The exercise: Set down each line of the material that follows, exactly, with no pictures.

--- Begin ---

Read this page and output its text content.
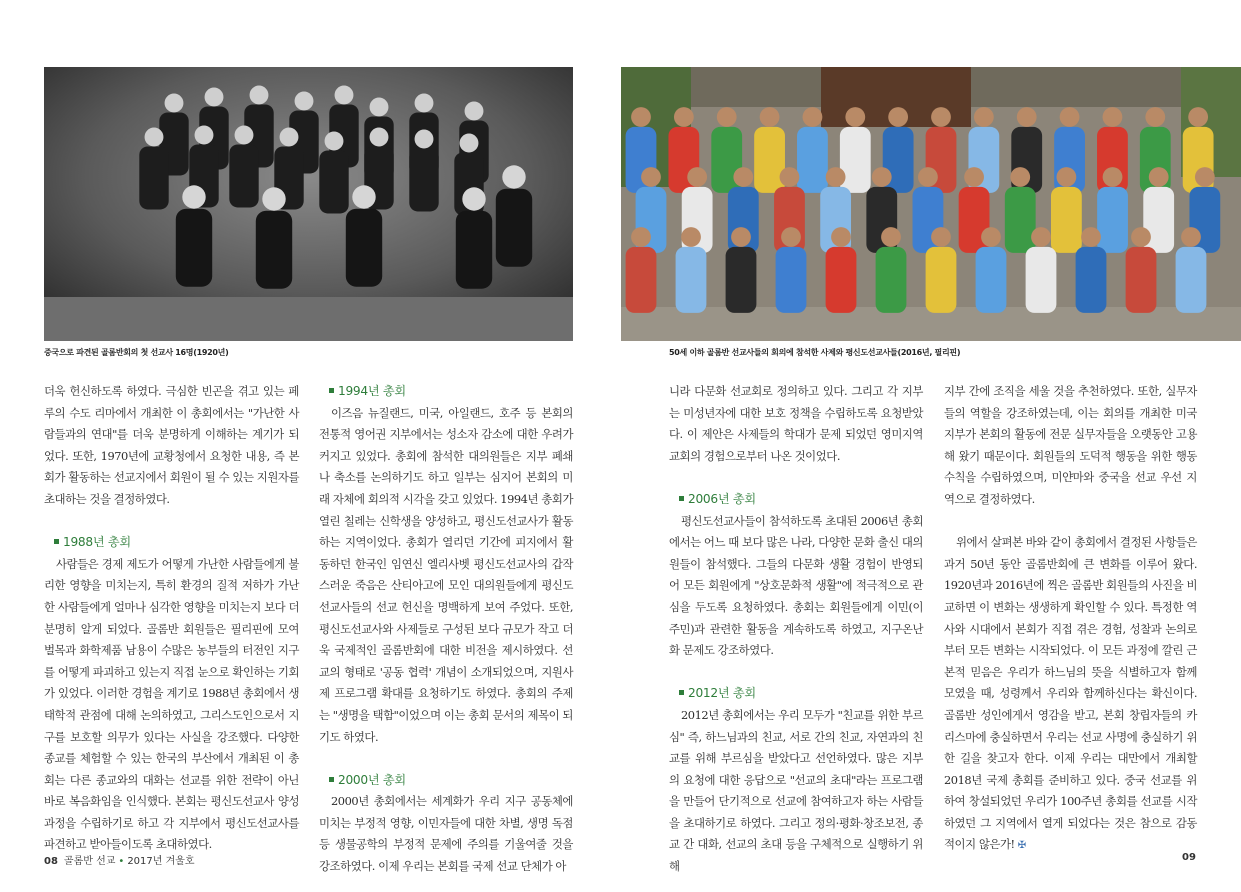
중국으로 파견된 골롬반회의 첫 선교사 16명(1920년)	50세 이하 골롬반 선교사들의 회의에 참석한 사제와 평신도선교사들(2016년, 필리핀)

더욱 헌신하도록 하였다. 극심한 빈곤을 겪고 있는 페루의 수도 리마에서 개최한 이 총회에서는 "가난한 사람들과의 연대"를 더욱 분명하게 이해하는 계기가 되었다. 또한, 1970년에 교황청에서 요청한 내용, 즉 본회가 활동하는 선교지에서 회원이 될 수 있는 지원자를 초대하는 것을 결정하였다.

1988년 총회

사람들은 경제 제도가 어떻게 가난한 사람들에게 불리한 영향을 미치는지, 특히 환경의 질적 저하가 가난한 사람들에게 얼마나 심각한 영향을 미치는지 보다 더 분명히 알게 되었다. 골롬반 회원들은 필리핀에 모여 벌목과 화학제품 남용이 수많은 농부들의 터전인 지구를 어떻게 파괴하고 있는지 직접 눈으로 확인하는 기회가 있었다. 이러한 경험을 계기로 1988년 총회에서 생태학적 관점에 대해 논의하였고, 그리스도인으로서 지구를 보호할 의무가 있다는 사실을 강조했다. 다양한 종교를 체험할 수 있는 한국의 부산에서 개최된 이 총회는 다른 종교와의 대화는 선교를 위한 전략이 아닌 바로 복음화임을 인식했다. 본회는 평신도선교사 양성 과정을 수립하기로 하고 각 지부에서 평신도선교사를 파견하고 받아들이도록 초대하였다.

1994년 총회

이즈음 뉴질랜드, 미국, 아일랜드, 호주 등 본회의 전통적 영어권 지부에서는 성소자 감소에 대한 우려가 커지고 있었다. 총회에 참석한 대의원들은 지부 폐쇄나 축소를 논의하기도 하고 일부는 심지어 본회의 미래 자체에 회의적 시각을 갖고 있었다. 1994년 총회가 열린 칠레는 신학생을 양성하고, 평신도선교사가 활동하는 지역이었다. 총회가 열리던 기간에 피지에서 활동하던 한국인 임연신 엘리사벳 평신도선교사의 갑작스러운 죽음은 산티아고에 모인 대의원들에게 평신도선교사들의 선교 헌신을 명백하게 보여 주었다. 또한, 평신도선교사와 사제들로 구성된 보다 규모가 작고 더욱 국제적인 골롬반회에 대한 비전을 제시하였다. 선교의 형태로 '공동 협력' 개념이 소개되었으며, 지원사제 프로그램 확대를 요청하기도 하였다. 총회의 주제는 "생명을 택함"이었으며 이는 총회 문서의 제목이 되기도 하였다.

2000년 총회

2000년 총회에서는 세계화가 우리 지구 공동체에 미치는 부정적 영향, 이민자들에 대한 차별, 생명 독점 등 생물공학의 부정적 문제에 주의를 기울여줄 것을 강조하였다. 이제 우리는 본회를 국제 선교 단체가 아

니라 다문화 선교회로 정의하고 있다. 그리고 각 지부는 미성년자에 대한 보호 정책을 수립하도록 요청받았다. 이 제안은 사제들의 학대가 문제 되었던 영미지역 교회의 경험으로부터 나온 것이었다.

2006년 총회

평신도선교사들이 참석하도록 초대된 2006년 총회에서는 어느 때 보다 많은 나라, 다양한 문화 출신 대의원들이 참석했다. 그들의 다문화 생활 경험이 반영되어 모든 회원에게 "상호문화적 생활"에 적극적으로 관심을 두도록 요청하였다. 총회는 회원들에게 이민(이주민)과 관련한 활동을 계속하도록 하였고, 지구온난화 문제도 강조하였다.

2012년 총회

2012년 총회에서는 우리 모두가 "친교를 위한 부르심" 즉, 하느님과의 친교, 서로 간의 친교, 자연과의 친교를 위해 부르심을 받았다고 선언하였다. 많은 지부의 요청에 대한 응답으로 "선교의 초대"라는 프로그램을 만들어 단기적으로 선교에 참여하고자 하는 사람들을 초대하기로 하였다. 그리고 정의·평화·창조보전, 종교 간 대화, 선교의 초대 등을 구체적으로 실행하기 위해

지부 간에 조직을 세울 것을 추천하였다. 또한, 실무자들의 역할을 강조하였는데, 이는 회의를 개최한 미국 지부가 본회의 활동에 전문 실무자들을 오랫동안 고용해 왔기 때문이다. 회원들의 도덕적 행동을 위한 행동수칙을 수립하였으며, 미얀마와 중국을 선교 우선 지역으로 결정하였다.

위에서 살펴본 바와 같이 총회에서 결정된 사항들은 과거 50년 동안 골롬반회에 큰 변화를 이루어 왔다. 1920년과 2016년에 찍은 골롬반 회원들의 사진을 비교하면 이 변화는 생생하게 확인할 수 있다. 특정한 역사와 시대에서 본회가 직접 겪은 경험, 성찰과 논의로부터 모든 변화는 시작되었다. 이 모든 과정에 깔린 근본적 믿음은 우리가 하느님의 뜻을 식별하고자 함께 모였을 때, 성령께서 우리와 함께하신다는 확신이다. 골롬반 성인에게서 영감을 받고, 본회 창립자들의 카리스마에 충실하면서 우리는 선교 사명에 충실하기 위한 길을 찾고자 한다. 이제 우리는 대만에서 개최할 2018년 국제 총회를 준비하고 있다. 중국 선교를 위하여 창설되었던 우리가 100주년 총회를 선교를 시작하였던 그 지역에서 열게 되었다는 것은 참으로 감동적이지 않은가! ✠

08 골롬반 선교 • 2017년 겨울호	09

--- End ---

Solution to the problem:
Read this page and output its text content.
중국으로 파견된 골롬반회의 첫 선교사 16명(1920년)	50세 이하 골롬반 선교사들의 회의에 참석한 사제와 평신도선교사들(2016년, 필리핀)

더욱 헌신하도록 하였다. 극심한 빈곤을 겪고 있는 페루의 수도 리마에서 개최한 이 총회에서는 "가난한 사람들과의 연대"를 더욱 분명하게 이해하는 계기가 되었다. 또한, 1970년에 교황청에서 요청한 내용, 즉 본회가 활동하는 선교지에서 회원이 될 수 있는 지원자를 초대하는 것을 결정하였다.

1988년 총회

사람들은 경제 제도가 어떻게 가난한 사람들에게 불리한 영향을 미치는지, 특히 환경의 질적 저하가 가난한 사람들에게 얼마나 심각한 영향을 미치는지 보다 더 분명히 알게 되었다. 골롬반 회원들은 필리핀에 모여 벌목과 화학제품 남용이 수많은 농부들의 터전인 지구를 어떻게 파괴하고 있는지 직접 눈으로 확인하는 기회가 있었다. 이러한 경험을 계기로 1988년 총회에서 생태학적 관점에 대해 논의하였고, 그리스도인으로서 지구를 보호할 의무가 있다는 사실을 강조했다. 다양한 종교를 체험할 수 있는 한국의 부산에서 개최된 이 총회는 다른 종교와의 대화는 선교를 위한 전략이 아닌 바로 복음화임을 인식했다. 본회는 평신도선교사 양성 과정을 수립하기로 하고 각 지부에서 평신도선교사를 파견하고 받아들이도록 초대하였다.

1994년 총회

이즈음 뉴질랜드, 미국, 아일랜드, 호주 등 본회의 전통적 영어권 지부에서는 성소자 감소에 대한 우려가 커지고 있었다. 총회에 참석한 대의원들은 지부 폐쇄나 축소를 논의하기도 하고 일부는 심지어 본회의 미래 자체에 회의적 시각을 갖고 있었다. 1994년 총회가 열린 칠레는 신학생을 양성하고, 평신도선교사가 활동하는 지역이었다. 총회가 열리던 기간에 피지에서 활동하던 한국인 임연신 엘리사벳 평신도선교사의 갑작스러운 죽음은 산티아고에 모인 대의원들에게 평신도선교사들의 선교 헌신을 명백하게 보여 주었다. 또한, 평신도선교사와 사제들로 구성된 보다 규모가 작고 더욱 국제적인 골롬반회에 대한 비전을 제시하였다. 선교의 형태로 '공동 협력' 개념이 소개되었으며, 지원사제 프로그램 확대를 요청하기도 하였다. 총회의 주제는 "생명을 택함"이었으며 이는 총회 문서의 제목이 되기도 하였다.

2000년 총회

2000년 총회에서는 세계화가 우리 지구 공동체에 미치는 부정적 영향, 이민자들에 대한 차별, 생명 독점 등 생물공학의 부정적 문제에 주의를 기울여줄 것을 강조하였다. 이제 우리는 본회를 국제 선교 단체가 아

니라 다문화 선교회로 정의하고 있다. 그리고 각 지부는 미성년자에 대한 보호 정책을 수립하도록 요청받았다. 이 제안은 사제들의 학대가 문제 되었던 영미지역 교회의 경험으로부터 나온 것이었다.

2006년 총회

평신도선교사들이 참석하도록 초대된 2006년 총회에서는 어느 때 보다 많은 나라, 다양한 문화 출신 대의원들이 참석했다. 그들의 다문화 생활 경험이 반영되어 모든 회원에게 "상호문화적 생활"에 적극적으로 관심을 두도록 요청하였다. 총회는 회원들에게 이민(이주민)과 관련한 활동을 계속하도록 하였고, 지구온난화 문제도 강조하였다.

2012년 총회

2012년 총회에서는 우리 모두가 "친교를 위한 부르심" 즉, 하느님과의 친교, 서로 간의 친교, 자연과의 친교를 위해 부르심을 받았다고 선언하였다. 많은 지부의 요청에 대한 응답으로 "선교의 초대"라는 프로그램을 만들어 단기적으로 선교에 참여하고자 하는 사람들을 초대하기로 하였다. 그리고 정의·평화·창조보전, 종교 간 대화, 선교의 초대 등을 구체적으로 실행하기 위해

지부 간에 조직을 세울 것을 추천하였다. 또한, 실무자들의 역할을 강조하였는데, 이는 회의를 개최한 미국 지부가 본회의 활동에 전문 실무자들을 오랫동안 고용해 왔기 때문이다. 회원들의 도덕적 행동을 위한 행동수칙을 수립하였으며, 미얀마와 중국을 선교 우선 지역으로 결정하였다.

위에서 살펴본 바와 같이 총회에서 결정된 사항들은 과거 50년 동안 골롬반회에 큰 변화를 이루어 왔다. 1920년과 2016년에 찍은 골롬반 회원들의 사진을 비교하면 이 변화는 생생하게 확인할 수 있다. 특정한 역사와 시대에서 본회가 직접 겪은 경험, 성찰과 논의로부터 모든 변화는 시작되었다. 이 모든 과정에 깔린 근본적 믿음은 우리가 하느님의 뜻을 식별하고자 함께 모였을 때, 성령께서 우리와 함께하신다는 확신이다. 골롬반 성인에게서 영감을 받고, 본회 창립자들의 카리스마에 충실하면서 우리는 선교 사명에 충실하기 위한 길을 찾고자 한다. 이제 우리는 대만에서 개최할 2018년 국제 총회를 준비하고 있다. 중국 선교를 위하여 창설되었던 우리가 100주년 총회를 선교를 시작하였던 그 지역에서 열게 되었다는 것은 참으로 감동적이지 않은가! ✠

08 골롬반 선교 • 2017년 겨울호	09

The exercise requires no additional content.